▶ **Exercise prompt**
Work out how many lines in the entries contain the string "color", and give nothing but that number.

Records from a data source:
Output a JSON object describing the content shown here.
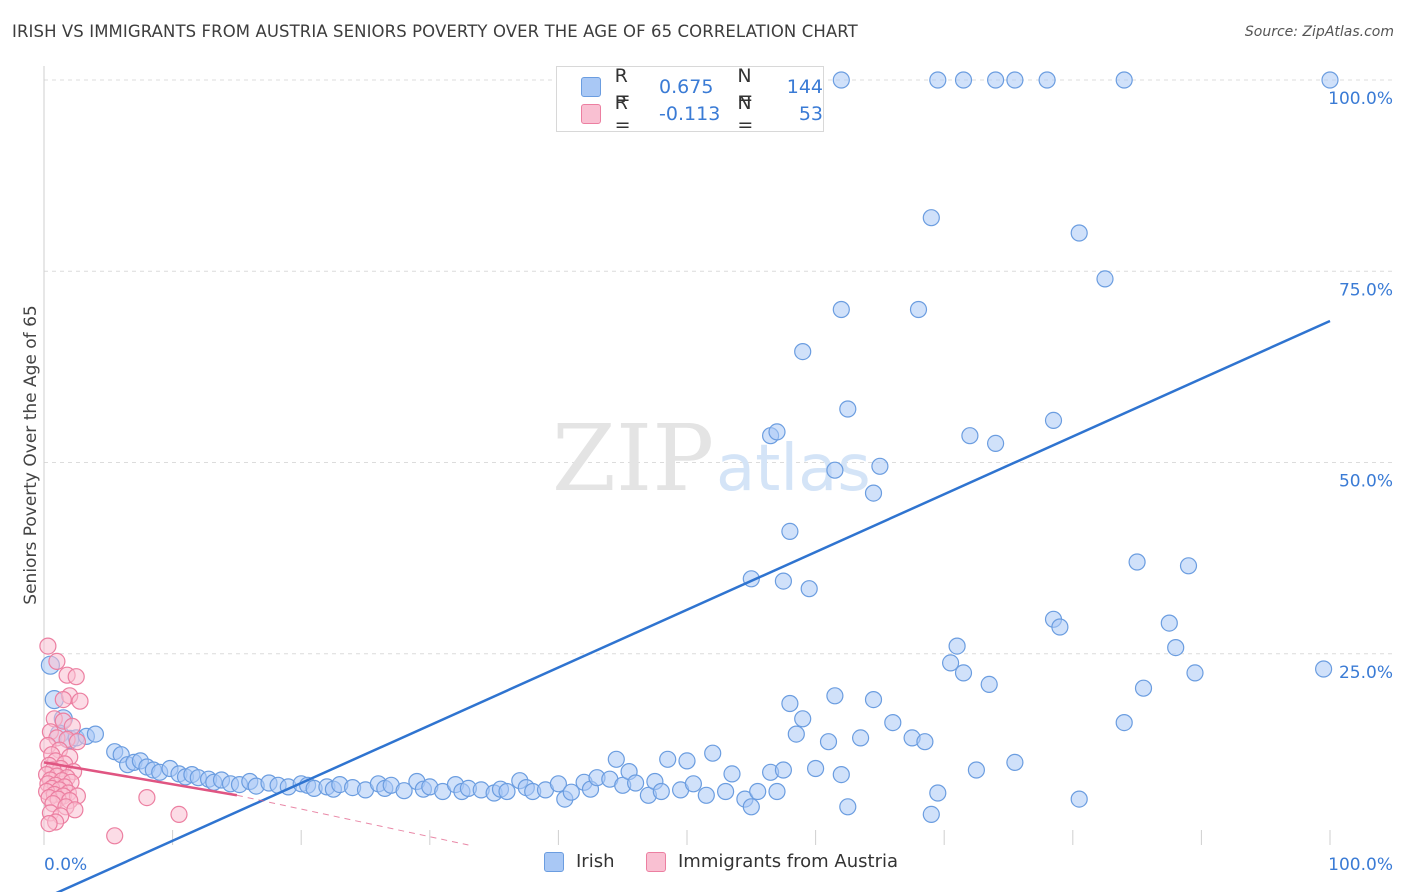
{
  "title": "IRISH VS IMMIGRANTS FROM AUSTRIA SENIORS POVERTY OVER THE AGE OF 65 CORRELATION CHART",
  "source": "Source: ZipAtlas.com",
  "watermark": {
    "zip": "ZIP",
    "atlas": "atlas"
  },
  "legend": {
    "r_label": "R =",
    "n_label": "N =",
    "rows": [
      {
        "name": "Irish",
        "r": "0.675",
        "n": "144",
        "color": "#a9c8f5",
        "border": "#6b9de0"
      },
      {
        "name": "Immigrants from Austria",
        "r": "-0.113",
        "n": "53",
        "color": "#f9c0d2",
        "border": "#ec7fa1"
      }
    ]
  },
  "chart_data": {
    "type": "scatter",
    "title": "IRISH VS IMMIGRANTS FROM AUSTRIA SENIORS POVERTY OVER THE AGE OF 65 CORRELATION CHART",
    "xlabel": "",
    "ylabel": "Seniors Poverty Over the Age of 65",
    "xlim": [
      0,
      100
    ],
    "ylim": [
      0,
      100
    ],
    "x_tick_labels": [
      "0.0%",
      "100.0%"
    ],
    "y_ticks": [
      25,
      50,
      75,
      100
    ],
    "y_tick_labels": [
      "25.0%",
      "50.0%",
      "75.0%",
      "100.0%"
    ],
    "grid": true,
    "series": [
      {
        "name": "Irish",
        "color": "#6b9de0",
        "fill": "#a9c8f5",
        "trend": {
          "x0": 0,
          "y0": -7,
          "x1": 100,
          "y1": 68.5,
          "color": "#2f74d0"
        },
        "points": [
          [
            0.5,
            23.5
          ],
          [
            0.8,
            19.0
          ],
          [
            1.5,
            16.5
          ],
          [
            1.2,
            14.5
          ],
          [
            2.0,
            13.8
          ],
          [
            2.5,
            14.0
          ],
          [
            3.3,
            14.2
          ],
          [
            4.0,
            14.5
          ],
          [
            5.5,
            12.2
          ],
          [
            6.0,
            11.8
          ],
          [
            6.5,
            10.5
          ],
          [
            7.0,
            10.8
          ],
          [
            7.5,
            11.0
          ],
          [
            8.0,
            10.2
          ],
          [
            8.5,
            9.8
          ],
          [
            9.0,
            9.5
          ],
          [
            9.8,
            10.0
          ],
          [
            10.5,
            9.3
          ],
          [
            11.0,
            8.9
          ],
          [
            11.5,
            9.2
          ],
          [
            12.0,
            8.8
          ],
          [
            12.8,
            8.6
          ],
          [
            13.2,
            8.2
          ],
          [
            13.8,
            8.5
          ],
          [
            14.5,
            8.0
          ],
          [
            15.2,
            7.9
          ],
          [
            16.0,
            8.3
          ],
          [
            16.5,
            7.7
          ],
          [
            17.5,
            8.1
          ],
          [
            18.2,
            7.8
          ],
          [
            19.0,
            7.6
          ],
          [
            20.0,
            8.0
          ],
          [
            20.5,
            7.8
          ],
          [
            21.0,
            7.4
          ],
          [
            22.0,
            7.6
          ],
          [
            22.5,
            7.3
          ],
          [
            23.0,
            7.9
          ],
          [
            24.0,
            7.5
          ],
          [
            25.0,
            7.2
          ],
          [
            26.0,
            8.0
          ],
          [
            26.5,
            7.4
          ],
          [
            27.0,
            7.8
          ],
          [
            28.0,
            7.1
          ],
          [
            29.0,
            8.3
          ],
          [
            29.5,
            7.3
          ],
          [
            30.0,
            7.6
          ],
          [
            31.0,
            7.0
          ],
          [
            32.0,
            7.9
          ],
          [
            32.5,
            7.0
          ],
          [
            33.0,
            7.4
          ],
          [
            34.0,
            7.2
          ],
          [
            35.0,
            6.8
          ],
          [
            35.5,
            7.3
          ],
          [
            36.0,
            7.0
          ],
          [
            37.0,
            8.4
          ],
          [
            37.5,
            7.5
          ],
          [
            38.0,
            7.0
          ],
          [
            39.0,
            7.2
          ],
          [
            40.0,
            8.0
          ],
          [
            40.5,
            6.0
          ],
          [
            41.0,
            6.9
          ],
          [
            42.0,
            8.2
          ],
          [
            42.5,
            7.3
          ],
          [
            43.0,
            8.8
          ],
          [
            44.0,
            8.6
          ],
          [
            44.5,
            11.2
          ],
          [
            45.0,
            7.8
          ],
          [
            45.5,
            9.6
          ],
          [
            46.0,
            8.1
          ],
          [
            47.0,
            6.5
          ],
          [
            47.5,
            8.3
          ],
          [
            48.0,
            7.0
          ],
          [
            48.5,
            11.2
          ],
          [
            49.5,
            7.2
          ],
          [
            50.0,
            11.0
          ],
          [
            50.5,
            8.0
          ],
          [
            51.5,
            6.5
          ],
          [
            52.0,
            12.0
          ],
          [
            53.0,
            7.0
          ],
          [
            53.5,
            9.3
          ],
          [
            54.5,
            6.0
          ],
          [
            55.0,
            5.0
          ],
          [
            55.5,
            7.0
          ],
          [
            56.5,
            9.5
          ],
          [
            57.0,
            7.0
          ],
          [
            57.5,
            9.8
          ],
          [
            58.0,
            18.5
          ],
          [
            58.5,
            14.5
          ],
          [
            59.0,
            16.5
          ],
          [
            60.0,
            10.0
          ],
          [
            61.0,
            13.5
          ],
          [
            61.5,
            19.5
          ],
          [
            62.0,
            9.2
          ],
          [
            62.5,
            5.0
          ],
          [
            63.5,
            14.0
          ],
          [
            64.5,
            19.0
          ],
          [
            66.0,
            16.0
          ],
          [
            67.5,
            14.0
          ],
          [
            68.5,
            13.5
          ],
          [
            69.5,
            6.8
          ],
          [
            69.0,
            4.0
          ],
          [
            70.5,
            23.8
          ],
          [
            71.0,
            26.0
          ],
          [
            71.5,
            22.5
          ],
          [
            72.5,
            9.8
          ],
          [
            73.5,
            21.0
          ],
          [
            75.5,
            10.8
          ],
          [
            78.5,
            29.5
          ],
          [
            79.0,
            28.5
          ],
          [
            80.5,
            6.0
          ],
          [
            84.0,
            16.0
          ],
          [
            85.0,
            37.0
          ],
          [
            85.5,
            20.5
          ],
          [
            87.5,
            29.0
          ],
          [
            88.0,
            25.8
          ],
          [
            89.0,
            36.5
          ],
          [
            89.5,
            22.5
          ],
          [
            99.5,
            23.0
          ],
          [
            57.5,
            34.5
          ],
          [
            59.5,
            33.5
          ],
          [
            55.0,
            34.8
          ],
          [
            58.0,
            41.0
          ],
          [
            62.5,
            57.0
          ],
          [
            59.0,
            64.5
          ],
          [
            62.0,
            70.0
          ],
          [
            56.5,
            53.5
          ],
          [
            57.0,
            54.0
          ],
          [
            61.5,
            49.0
          ],
          [
            65.0,
            49.5
          ],
          [
            64.5,
            46.0
          ],
          [
            68.0,
            70.0
          ],
          [
            69.0,
            82.0
          ],
          [
            72.0,
            53.5
          ],
          [
            74.0,
            52.5
          ],
          [
            78.5,
            55.5
          ],
          [
            80.5,
            80.0
          ],
          [
            82.5,
            74.0
          ],
          [
            62.0,
            100
          ],
          [
            69.5,
            100
          ],
          [
            71.5,
            100
          ],
          [
            74.0,
            100
          ],
          [
            75.5,
            100
          ],
          [
            78.0,
            100
          ],
          [
            84.0,
            100
          ],
          [
            100.0,
            100
          ]
        ]
      },
      {
        "name": "Immigrants from Austria",
        "color": "#ec7fa1",
        "fill": "#f9c0d2",
        "trend": {
          "x0": 0,
          "y0": 10.8,
          "x1": 15,
          "y1": 6.5,
          "dash_to": {
            "x": 33,
            "y": 0
          },
          "color": "#e05582"
        },
        "points": [
          [
            0.3,
            26.0
          ],
          [
            1.0,
            24.0
          ],
          [
            1.8,
            22.2
          ],
          [
            2.5,
            22.0
          ],
          [
            2.0,
            19.5
          ],
          [
            1.5,
            19.0
          ],
          [
            2.8,
            18.8
          ],
          [
            0.8,
            16.5
          ],
          [
            1.5,
            16.2
          ],
          [
            2.2,
            15.5
          ],
          [
            0.5,
            14.8
          ],
          [
            1.0,
            14.0
          ],
          [
            1.8,
            13.8
          ],
          [
            2.6,
            13.5
          ],
          [
            0.3,
            13.0
          ],
          [
            1.2,
            12.4
          ],
          [
            0.6,
            11.8
          ],
          [
            2.0,
            11.5
          ],
          [
            0.9,
            11.0
          ],
          [
            1.6,
            10.6
          ],
          [
            0.4,
            10.4
          ],
          [
            1.3,
            10.0
          ],
          [
            0.7,
            9.8
          ],
          [
            2.3,
            9.6
          ],
          [
            0.2,
            9.2
          ],
          [
            1.0,
            9.0
          ],
          [
            1.8,
            8.8
          ],
          [
            0.5,
            8.5
          ],
          [
            1.4,
            8.4
          ],
          [
            2.1,
            8.2
          ],
          [
            0.3,
            8.0
          ],
          [
            0.9,
            7.8
          ],
          [
            1.6,
            7.6
          ],
          [
            0.6,
            7.4
          ],
          [
            1.2,
            7.2
          ],
          [
            0.2,
            7.0
          ],
          [
            1.9,
            6.8
          ],
          [
            0.8,
            6.6
          ],
          [
            1.5,
            6.4
          ],
          [
            2.6,
            6.4
          ],
          [
            0.4,
            6.2
          ],
          [
            1.1,
            6.0
          ],
          [
            2.0,
            5.8
          ],
          [
            0.7,
            5.4
          ],
          [
            1.7,
            5.0
          ],
          [
            2.4,
            4.6
          ],
          [
            0.5,
            4.2
          ],
          [
            1.3,
            3.8
          ],
          [
            0.9,
            3.0
          ],
          [
            0.4,
            2.8
          ],
          [
            8.0,
            6.2
          ],
          [
            10.5,
            4.0
          ],
          [
            5.5,
            1.2
          ]
        ]
      }
    ]
  }
}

▶ **Completed task**
6